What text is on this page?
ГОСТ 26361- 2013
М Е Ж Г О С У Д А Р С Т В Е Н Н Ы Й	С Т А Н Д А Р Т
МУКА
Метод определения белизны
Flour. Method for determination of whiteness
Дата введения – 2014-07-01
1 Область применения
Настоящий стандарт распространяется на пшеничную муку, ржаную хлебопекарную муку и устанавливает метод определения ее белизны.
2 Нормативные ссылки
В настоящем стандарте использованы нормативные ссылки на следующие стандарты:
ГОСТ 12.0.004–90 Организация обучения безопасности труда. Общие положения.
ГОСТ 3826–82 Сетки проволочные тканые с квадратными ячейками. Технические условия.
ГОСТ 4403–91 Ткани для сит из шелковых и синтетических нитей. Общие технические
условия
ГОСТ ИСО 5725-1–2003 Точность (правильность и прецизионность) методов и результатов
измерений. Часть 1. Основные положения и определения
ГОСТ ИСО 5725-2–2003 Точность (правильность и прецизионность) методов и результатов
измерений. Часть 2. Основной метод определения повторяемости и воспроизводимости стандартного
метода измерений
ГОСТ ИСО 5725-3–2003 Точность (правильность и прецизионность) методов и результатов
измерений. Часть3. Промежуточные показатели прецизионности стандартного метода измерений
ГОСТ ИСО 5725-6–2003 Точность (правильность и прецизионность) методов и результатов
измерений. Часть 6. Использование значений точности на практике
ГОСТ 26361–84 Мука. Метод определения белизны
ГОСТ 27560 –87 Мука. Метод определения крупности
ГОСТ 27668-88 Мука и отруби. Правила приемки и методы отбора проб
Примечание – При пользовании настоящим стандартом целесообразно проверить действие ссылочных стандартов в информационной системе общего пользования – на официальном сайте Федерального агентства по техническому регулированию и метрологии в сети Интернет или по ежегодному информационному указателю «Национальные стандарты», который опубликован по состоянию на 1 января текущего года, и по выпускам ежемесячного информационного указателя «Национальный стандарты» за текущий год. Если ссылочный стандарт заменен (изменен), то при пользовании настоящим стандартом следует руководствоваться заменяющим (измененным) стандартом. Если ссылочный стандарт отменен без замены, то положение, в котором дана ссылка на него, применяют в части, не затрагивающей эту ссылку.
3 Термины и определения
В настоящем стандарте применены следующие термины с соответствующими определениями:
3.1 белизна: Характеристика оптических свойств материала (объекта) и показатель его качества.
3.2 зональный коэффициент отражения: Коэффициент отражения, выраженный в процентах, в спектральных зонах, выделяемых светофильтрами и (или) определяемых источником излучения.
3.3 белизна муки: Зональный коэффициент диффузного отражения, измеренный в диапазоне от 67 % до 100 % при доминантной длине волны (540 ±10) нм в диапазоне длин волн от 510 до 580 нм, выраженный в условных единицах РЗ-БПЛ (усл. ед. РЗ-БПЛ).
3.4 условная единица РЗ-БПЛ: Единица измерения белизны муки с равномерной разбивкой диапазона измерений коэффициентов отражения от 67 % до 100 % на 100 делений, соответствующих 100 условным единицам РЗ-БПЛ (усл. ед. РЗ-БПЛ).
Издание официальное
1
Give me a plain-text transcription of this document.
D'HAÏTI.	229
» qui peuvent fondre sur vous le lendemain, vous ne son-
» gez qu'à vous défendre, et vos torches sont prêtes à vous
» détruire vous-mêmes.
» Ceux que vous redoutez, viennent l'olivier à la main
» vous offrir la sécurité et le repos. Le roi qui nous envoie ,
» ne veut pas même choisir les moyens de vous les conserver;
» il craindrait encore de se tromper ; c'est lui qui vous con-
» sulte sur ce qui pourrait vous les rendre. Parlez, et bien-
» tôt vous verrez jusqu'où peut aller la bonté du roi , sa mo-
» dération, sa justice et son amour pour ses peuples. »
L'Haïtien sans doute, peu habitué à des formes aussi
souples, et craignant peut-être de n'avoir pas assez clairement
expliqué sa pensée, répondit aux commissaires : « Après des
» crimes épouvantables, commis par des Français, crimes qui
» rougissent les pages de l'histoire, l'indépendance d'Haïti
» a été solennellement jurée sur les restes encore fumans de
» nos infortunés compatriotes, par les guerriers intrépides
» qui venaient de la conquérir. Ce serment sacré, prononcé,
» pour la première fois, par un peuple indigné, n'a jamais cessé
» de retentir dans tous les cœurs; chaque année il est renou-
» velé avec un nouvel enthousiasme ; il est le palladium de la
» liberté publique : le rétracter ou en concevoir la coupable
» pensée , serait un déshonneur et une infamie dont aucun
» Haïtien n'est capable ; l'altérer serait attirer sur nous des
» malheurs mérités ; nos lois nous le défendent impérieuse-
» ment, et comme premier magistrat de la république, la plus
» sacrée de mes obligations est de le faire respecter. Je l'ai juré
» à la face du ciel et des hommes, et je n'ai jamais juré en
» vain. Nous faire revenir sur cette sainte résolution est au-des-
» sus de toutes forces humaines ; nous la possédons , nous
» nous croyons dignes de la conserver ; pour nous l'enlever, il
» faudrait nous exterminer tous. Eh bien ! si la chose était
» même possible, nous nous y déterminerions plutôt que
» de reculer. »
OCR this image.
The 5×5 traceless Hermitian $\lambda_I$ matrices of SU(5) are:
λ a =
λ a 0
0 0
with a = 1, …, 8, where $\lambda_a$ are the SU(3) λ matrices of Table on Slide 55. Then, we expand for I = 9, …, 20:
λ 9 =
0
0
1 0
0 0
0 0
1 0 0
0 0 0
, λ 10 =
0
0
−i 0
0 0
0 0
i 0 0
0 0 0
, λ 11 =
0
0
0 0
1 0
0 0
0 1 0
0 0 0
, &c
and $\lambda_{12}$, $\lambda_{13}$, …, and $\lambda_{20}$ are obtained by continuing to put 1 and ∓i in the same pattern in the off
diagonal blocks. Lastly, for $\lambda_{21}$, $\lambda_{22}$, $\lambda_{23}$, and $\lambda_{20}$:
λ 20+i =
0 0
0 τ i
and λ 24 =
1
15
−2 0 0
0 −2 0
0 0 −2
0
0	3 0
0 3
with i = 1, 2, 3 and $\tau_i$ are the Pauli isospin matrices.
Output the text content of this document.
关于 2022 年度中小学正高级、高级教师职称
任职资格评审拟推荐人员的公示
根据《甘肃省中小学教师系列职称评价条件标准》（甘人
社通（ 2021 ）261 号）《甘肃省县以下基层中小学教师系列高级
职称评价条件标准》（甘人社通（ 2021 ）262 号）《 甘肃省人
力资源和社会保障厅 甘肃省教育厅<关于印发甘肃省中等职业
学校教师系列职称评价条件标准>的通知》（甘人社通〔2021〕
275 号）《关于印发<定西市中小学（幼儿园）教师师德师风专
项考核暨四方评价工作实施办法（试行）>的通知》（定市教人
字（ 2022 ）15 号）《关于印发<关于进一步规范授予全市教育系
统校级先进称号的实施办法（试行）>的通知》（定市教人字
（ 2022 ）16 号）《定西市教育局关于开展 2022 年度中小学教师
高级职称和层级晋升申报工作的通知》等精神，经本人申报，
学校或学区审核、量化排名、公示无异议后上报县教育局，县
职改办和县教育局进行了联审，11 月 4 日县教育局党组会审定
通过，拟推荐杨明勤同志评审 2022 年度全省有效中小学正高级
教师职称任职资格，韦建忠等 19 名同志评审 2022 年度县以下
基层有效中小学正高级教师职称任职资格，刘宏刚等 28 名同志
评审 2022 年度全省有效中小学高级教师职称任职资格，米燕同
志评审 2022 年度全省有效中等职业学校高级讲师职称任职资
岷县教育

○ ○ ○

> _REQUIREMENT_
Write the data out again in full and exactly.

> _TASK RESULT_
What text is on this page?
ГОСТ 26361- 2013
М Е Ж Г О С У Д А Р С Т В Е Н Н Ы Й	С Т А Н Д А Р Т
МУКА
Метод определения белизны
Flour. Method for determination of whiteness
Дата введения – 2014-07-01
1 Область применения
Настоящий стандарт распространяется на пшеничную муку, ржаную хлебопекарную муку и устанавливает метод определения ее белизны.
2 Нормативные ссылки
В настоящем стандарте использованы нормативные ссылки на следующие стандарты:
ГОСТ 12.0.004–90 Организация обучения безопасности труда. Общие положения.
ГОСТ 3826–82 Сетки проволочные тканые с квадратными ячейками. Технические условия.
ГОСТ 4403–91 Ткани для сит из шелковых и синтетических нитей. Общие технические
условия
ГОСТ ИСО 5725-1–2003 Точность (правильность и прецизионность) методов и результатов
измерений. Часть 1. Основные положения и определения
ГОСТ ИСО 5725-2–2003 Точность (правильность и прецизионность) методов и результатов
измерений. Часть 2. Основной метод определения повторяемости и воспроизводимости стандартного
метода измерений
ГОСТ ИСО 5725-3–2003 Точность (правильность и прецизионность) методов и результатов
измерений. Часть3. Промежуточные показатели прецизионности стандартного метода измерений
ГОСТ ИСО 5725-6–2003 Точность (правильность и прецизионность) методов и результатов
измерений. Часть 6. Использование значений точности на практике
ГОСТ 26361–84 Мука. Метод определения белизны
ГОСТ 27560 –87 Мука. Метод определения крупности
ГОСТ 27668-88 Мука и отруби. Правила приемки и методы отбора проб
Примечание – При пользовании настоящим стандартом целесообразно проверить действие ссылочных стандартов в информационной системе общего пользования – на официальном сайте Федерального агентства по техническому регулированию и метрологии в сети Интернет или по ежегодному информационному указателю «Национальные стандарты», который опубликован по состоянию на 1 января текущего года, и по выпускам ежемесячного информационного указателя «Национальный стандарты» за текущий год. Если ссылочный стандарт заменен (изменен), то при пользовании настоящим стандартом следует руководствоваться заменяющим (измененным) стандартом. Если ссылочный стандарт отменен без замены, то положение, в котором дана ссылка на него, применяют в части, не затрагивающей эту ссылку.
3 Термины и определения
В настоящем стандарте применены следующие термины с соответствующими определениями:
3.1 белизна: Характеристика оптических свойств материала (объекта) и показатель его качества.
3.2 зональный коэффициент отражения: Коэффициент отражения, выраженный в процентах, в спектральных зонах, выделяемых светофильтрами и (или) определяемых источником излучения.
3.3 белизна муки: Зональный коэффициент диффузного отражения, измеренный в диапазоне от 67 % до 100 % при доминантной длине волны (540 ±10) нм в диапазоне длин волн от 510 до 580 нм, выраженный в условных единицах РЗ-БПЛ (усл. ед. РЗ-БПЛ).
3.4 условная единица РЗ-БПЛ: Единица измерения белизны муки с равномерной разбивкой диапазона измерений коэффициентов отражения от 67 % до 100 % на 100 делений, соответствующих 100 условным единицам РЗ-БПЛ (усл. ед. РЗ-БПЛ).
Издание официальное
1
Give me a plain-text transcription of this document.
D'HAÏTI.	229
» qui peuvent fondre sur vous le lendemain, vous ne son-
» gez qu'à vous défendre, et vos torches sont prêtes à vous
» détruire vous-mêmes.
» Ceux que vous redoutez, viennent l'olivier à la main
» vous offrir la sécurité et le repos. Le roi qui nous envoie ,
» ne veut pas même choisir les moyens de vous les conserver;
» il craindrait encore de se tromper ; c'est lui qui vous con-
» sulte sur ce qui pourrait vous les rendre. Parlez, et bien-
» tôt vous verrez jusqu'où peut aller la bonté du roi , sa mo-
» dération, sa justice et son amour pour ses peuples. »
L'Haïtien sans doute, peu habitué à des formes aussi
souples, et craignant peut-être de n'avoir pas assez clairement
expliqué sa pensée, répondit aux commissaires : « Après des
» crimes épouvantables, commis par des Français, crimes qui
» rougissent les pages de l'histoire, l'indépendance d'Haïti
» a été solennellement jurée sur les restes encore fumans de
» nos infortunés compatriotes, par les guerriers intrépides
» qui venaient de la conquérir. Ce serment sacré, prononcé,
» pour la première fois, par un peuple indigné, n'a jamais cessé
» de retentir dans tous les cœurs; chaque année il est renou-
» velé avec un nouvel enthousiasme ; il est le palladium de la
» liberté publique : le rétracter ou en concevoir la coupable
» pensée , serait un déshonneur et une infamie dont aucun
» Haïtien n'est capable ; l'altérer serait attirer sur nous des
» malheurs mérités ; nos lois nous le défendent impérieuse-
» ment, et comme premier magistrat de la république, la plus
» sacrée de mes obligations est de le faire respecter. Je l'ai juré
» à la face du ciel et des hommes, et je n'ai jamais juré en
» vain. Nous faire revenir sur cette sainte résolution est au-des-
» sus de toutes forces humaines ; nous la possédons , nous
» nous croyons dignes de la conserver ; pour nous l'enlever, il
» faudrait nous exterminer tous. Eh bien ! si la chose était
» même possible, nous nous y déterminerions plutôt que
» de reculer. »
OCR this image.
The 5×5 traceless Hermitian $\lambda_I$ matrices of SU(5) are:
λ a =
λ a 0
0 0
with a = 1, …, 8, where $\lambda_a$ are the SU(3) λ matrices of Table on Slide 55. Then, we expand for I = 9, …, 20:
λ 9 =
0
0
1 0
0 0
0 0
1 0 0
0 0 0
, λ 10 =
0
0
−i 0
0 0
0 0
i 0 0
0 0 0
, λ 11 =
0
0
0 0
1 0
0 0
0 1 0
0 0 0
, &c
and $\lambda_{12}$, $\lambda_{13}$, …, and $\lambda_{20}$ are obtained by continuing to put 1 and ∓i in the same pattern in the off
diagonal blocks. Lastly, for $\lambda_{21}$, $\lambda_{22}$, $\lambda_{23}$, and $\lambda_{20}$:
λ 20+i =
0 0
0 τ i
and λ 24 =
1
15
−2 0 0
0 −2 0
0 0 −2
0
0	3 0
0 3
with i = 1, 2, 3 and $\tau_i$ are the Pauli isospin matrices.
Output the text content of this document.
关于 2022 年度中小学正高级、高级教师职称
任职资格评审拟推荐人员的公示
根据《甘肃省中小学教师系列职称评价条件标准》（甘人
社通（ 2021 ）261 号）《甘肃省县以下基层中小学教师系列高级
职称评价条件标准》（甘人社通（ 2021 ）262 号）《 甘肃省人
力资源和社会保障厅 甘肃省教育厅<关于印发甘肃省中等职业
学校教师系列职称评价条件标准>的通知》（甘人社通〔2021〕
275 号）《关于印发<定西市中小学（幼儿园）教师师德师风专
项考核暨四方评价工作实施办法（试行）>的通知》（定市教人
字（ 2022 ）15 号）《关于印发<关于进一步规范授予全市教育系
统校级先进称号的实施办法（试行）>的通知》（定市教人字
（ 2022 ）16 号）《定西市教育局关于开展 2022 年度中小学教师
高级职称和层级晋升申报工作的通知》等精神，经本人申报，
学校或学区审核、量化排名、公示无异议后上报县教育局，县
职改办和县教育局进行了联审，11 月 4 日县教育局党组会审定
通过，拟推荐杨明勤同志评审 2022 年度全省有效中小学正高级
教师职称任职资格，韦建忠等 19 名同志评审 2022 年度县以下
基层有效中小学正高级教师职称任职资格，刘宏刚等 28 名同志
评审 2022 年度全省有效中小学高级教师职称任职资格，米燕同
志评审 2022 年度全省有效中等职业学校高级讲师职称任职资
岷县教育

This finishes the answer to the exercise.